■ **FRAGMENTO**
¡Cuántas conversaciones de padres se han convertido en muestra de los logros y triunfos de los hijos!
Cuando entramos al mundo de la crianza tenemos muchas expectativas y ganas de hacerlo bien. Sin embargo, hay algo que nos toma por sorpresa: en un abrir y cerrar de ojos nos vemos envueltos en un mundo de fiestas de cumpleaños, proyectos escolares, triunfos deportivos, diplomas y pare de contar. Entramos rápidamente al mundo de la competencia entre padres: una ola aterradora que nos va llevando por mares desconocidos y de la que probablemente no podamos salir.
No hay nada que nos haga sentir más inseguros que hablar con otros padres sobre la crianza de nuestros hijos. La mayoría de estas conversaciones se ha convertido en muestra de los logros, triunfos y ejemplos de cómo sus hijos son los mejores en todo. Muchas veces salimos de estas conversaciones dudando de nuestro valor como padres y sobre todo preguntándonos si efectivamente lo estamos haciendo bien. Pero peor que las conversaciones son las muestras de competencia: puede ser un cumpleaños que parece un evento corporativo, o un proyecto de reciclaje que estamos seguros el niño ni tocó, o pueden ser los gritos airados de aquel que está convencido que su hijo es efectivamente mejor jugador que Messi.

■ **DATOS PROPORCIONADOS**
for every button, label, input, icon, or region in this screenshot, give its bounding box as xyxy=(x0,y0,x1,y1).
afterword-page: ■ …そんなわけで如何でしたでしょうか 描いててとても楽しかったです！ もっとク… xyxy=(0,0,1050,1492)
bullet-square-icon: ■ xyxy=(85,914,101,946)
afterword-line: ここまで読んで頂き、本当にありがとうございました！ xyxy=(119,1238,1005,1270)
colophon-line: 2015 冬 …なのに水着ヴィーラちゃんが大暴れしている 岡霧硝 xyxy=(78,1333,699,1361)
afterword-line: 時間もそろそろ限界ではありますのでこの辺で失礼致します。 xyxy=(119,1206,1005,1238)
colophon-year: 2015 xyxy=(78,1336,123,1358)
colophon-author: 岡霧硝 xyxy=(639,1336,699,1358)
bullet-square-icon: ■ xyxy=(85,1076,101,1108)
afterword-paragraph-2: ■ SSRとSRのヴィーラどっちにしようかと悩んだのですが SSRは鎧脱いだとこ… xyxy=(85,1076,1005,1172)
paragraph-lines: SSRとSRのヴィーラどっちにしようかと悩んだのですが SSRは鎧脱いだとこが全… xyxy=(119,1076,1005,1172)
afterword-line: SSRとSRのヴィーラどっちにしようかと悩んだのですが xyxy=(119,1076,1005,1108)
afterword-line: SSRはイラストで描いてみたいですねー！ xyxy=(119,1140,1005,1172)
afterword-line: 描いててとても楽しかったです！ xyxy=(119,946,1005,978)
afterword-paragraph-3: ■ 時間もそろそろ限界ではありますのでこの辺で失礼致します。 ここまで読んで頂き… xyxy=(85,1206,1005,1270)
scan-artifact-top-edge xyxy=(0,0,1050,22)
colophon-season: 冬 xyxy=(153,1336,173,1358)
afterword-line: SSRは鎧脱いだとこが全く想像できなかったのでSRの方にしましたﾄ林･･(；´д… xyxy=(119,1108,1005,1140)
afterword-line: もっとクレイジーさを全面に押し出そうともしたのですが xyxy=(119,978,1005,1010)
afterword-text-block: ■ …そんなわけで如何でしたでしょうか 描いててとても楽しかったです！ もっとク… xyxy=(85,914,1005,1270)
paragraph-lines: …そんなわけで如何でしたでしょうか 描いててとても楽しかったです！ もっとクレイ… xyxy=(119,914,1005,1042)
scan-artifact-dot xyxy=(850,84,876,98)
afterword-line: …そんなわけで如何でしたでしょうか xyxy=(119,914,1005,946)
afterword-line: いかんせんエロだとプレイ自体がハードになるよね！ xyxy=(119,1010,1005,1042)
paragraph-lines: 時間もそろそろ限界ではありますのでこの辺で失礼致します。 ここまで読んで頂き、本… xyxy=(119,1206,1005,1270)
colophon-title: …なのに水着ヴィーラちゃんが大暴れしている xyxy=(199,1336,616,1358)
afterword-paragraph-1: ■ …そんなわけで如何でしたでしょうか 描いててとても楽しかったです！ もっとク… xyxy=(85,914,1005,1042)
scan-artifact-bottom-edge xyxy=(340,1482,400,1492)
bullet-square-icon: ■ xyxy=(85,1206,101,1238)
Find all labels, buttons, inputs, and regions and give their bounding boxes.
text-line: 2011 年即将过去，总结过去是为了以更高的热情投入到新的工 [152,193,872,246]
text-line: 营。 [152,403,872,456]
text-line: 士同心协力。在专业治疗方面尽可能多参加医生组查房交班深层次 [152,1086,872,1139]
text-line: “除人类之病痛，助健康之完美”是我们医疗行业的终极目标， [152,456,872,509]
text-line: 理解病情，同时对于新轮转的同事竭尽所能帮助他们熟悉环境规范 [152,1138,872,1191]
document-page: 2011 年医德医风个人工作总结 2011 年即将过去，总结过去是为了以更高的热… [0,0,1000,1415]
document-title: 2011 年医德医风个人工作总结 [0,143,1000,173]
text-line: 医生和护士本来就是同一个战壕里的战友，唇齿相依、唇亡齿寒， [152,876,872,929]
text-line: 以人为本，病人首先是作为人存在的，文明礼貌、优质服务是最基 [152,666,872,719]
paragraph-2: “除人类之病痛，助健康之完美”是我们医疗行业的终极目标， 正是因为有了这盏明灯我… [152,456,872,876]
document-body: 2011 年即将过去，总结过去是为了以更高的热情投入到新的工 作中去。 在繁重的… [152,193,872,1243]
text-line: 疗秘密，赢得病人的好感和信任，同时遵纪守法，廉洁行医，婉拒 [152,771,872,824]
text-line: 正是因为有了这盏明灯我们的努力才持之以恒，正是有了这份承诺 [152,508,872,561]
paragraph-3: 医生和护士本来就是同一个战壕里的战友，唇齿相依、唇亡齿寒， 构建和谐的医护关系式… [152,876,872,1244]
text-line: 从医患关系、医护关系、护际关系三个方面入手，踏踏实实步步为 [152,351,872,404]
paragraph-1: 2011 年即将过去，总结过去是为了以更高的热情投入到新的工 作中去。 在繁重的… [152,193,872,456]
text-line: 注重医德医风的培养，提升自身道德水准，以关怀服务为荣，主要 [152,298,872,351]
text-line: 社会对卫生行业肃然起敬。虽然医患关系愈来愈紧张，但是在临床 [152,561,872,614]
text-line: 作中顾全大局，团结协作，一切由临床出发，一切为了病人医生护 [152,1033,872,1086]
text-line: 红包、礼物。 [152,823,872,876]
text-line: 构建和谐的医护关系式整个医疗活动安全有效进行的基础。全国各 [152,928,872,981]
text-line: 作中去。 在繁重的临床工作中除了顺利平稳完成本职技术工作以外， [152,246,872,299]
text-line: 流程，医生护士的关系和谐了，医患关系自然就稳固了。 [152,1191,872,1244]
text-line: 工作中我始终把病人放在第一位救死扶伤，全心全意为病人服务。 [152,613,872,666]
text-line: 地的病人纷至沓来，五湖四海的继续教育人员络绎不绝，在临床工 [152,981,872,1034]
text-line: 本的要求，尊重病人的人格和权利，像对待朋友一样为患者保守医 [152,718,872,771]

■ **TAREAS POR REALIZAR**
1. ¿Cómo quedaría en forma de lista breve el párrafo del texto sobre la competencia entre padres que empieza con «No hay nada que nos haga sentir», sin perder sus datos principales?
2. ¿Podrías continuar el texto sobre la competencia entre padres a partir de su última oración?

■ **RESULTADOS DEL EJERCICIO**
1.
- Hablar con otros padres sobre la crianza de nuestros hijos es lo que más inseguros nos hace sentir.
- La mayoría de esas conversaciones se han vuelto una muestra de los logros y triunfos de sus hijos, presentados como los mejores en todo.
- A menudo salimos de ellas dudando de nuestro valor como padres y preguntándonos si lo estamos haciendo bien.
- Peores que las conversaciones son las muestras de competencia. Por ejemplo, un cumpleaños que parece un evento corporativo, un proyecto de reciclaje que el niño seguramente ni tocó o los gritos airados de quien está convencido de que su hijo juega mejor que Messi.

2.
Todos sufrimos en este mundo de “competencia” y todos estamos envueltos en ella. La crianza de hoy en día está principalmente basada en aquellos triunfos o logros que podemos mostrar a los demás, y somos medidos como padres en este tipo de resultados. Y tanta es la competencia que también se ha vuelto tema la “anti-competencia”: nuestros hijos son los que peor se portan, o nosotros somos los que estamos más cansados, o los que la tenemos más difícil en la vida. El complejo de víctima también ha entrado en juego en este mundo competitivo.
¿Cómo rebelarse ante esta realidad? ¿Cómo aprender a no prestar atención y a saber responder a toda esta presión?
Principalmente hay que entender que nuestro foco debe estar dirigido a la educación de nuestros niños y no a nuestra apariencia ante los demás. Cuando un padre hace trampa en un torneo deportivo para que su hijo gane y se lleve el trofeo está centrando su atención en el triunfo y en cómo se ve ante los ojos de los demás, y a la vez está quitando la atención de las virtudes que puede aprender su hijo a través de la sana competencia y de aprender a ganar y a perder.
También existe la falsa creencia de que los logros de nuestros hijos reflejan nuestra aptitud como padres. El hecho de que nuestro hijo sea un miniMozart, un miniMessi o un miniEinstein lo único que refleja es que tuvo la suerte de ser talentoso. Y debemos saber también que de nada sirve este talento si no viene acompañado de virtudes que van más allá de sus aptitudes y les hacen ser personas buenas. Esas virtudes si que se aprenden en casa.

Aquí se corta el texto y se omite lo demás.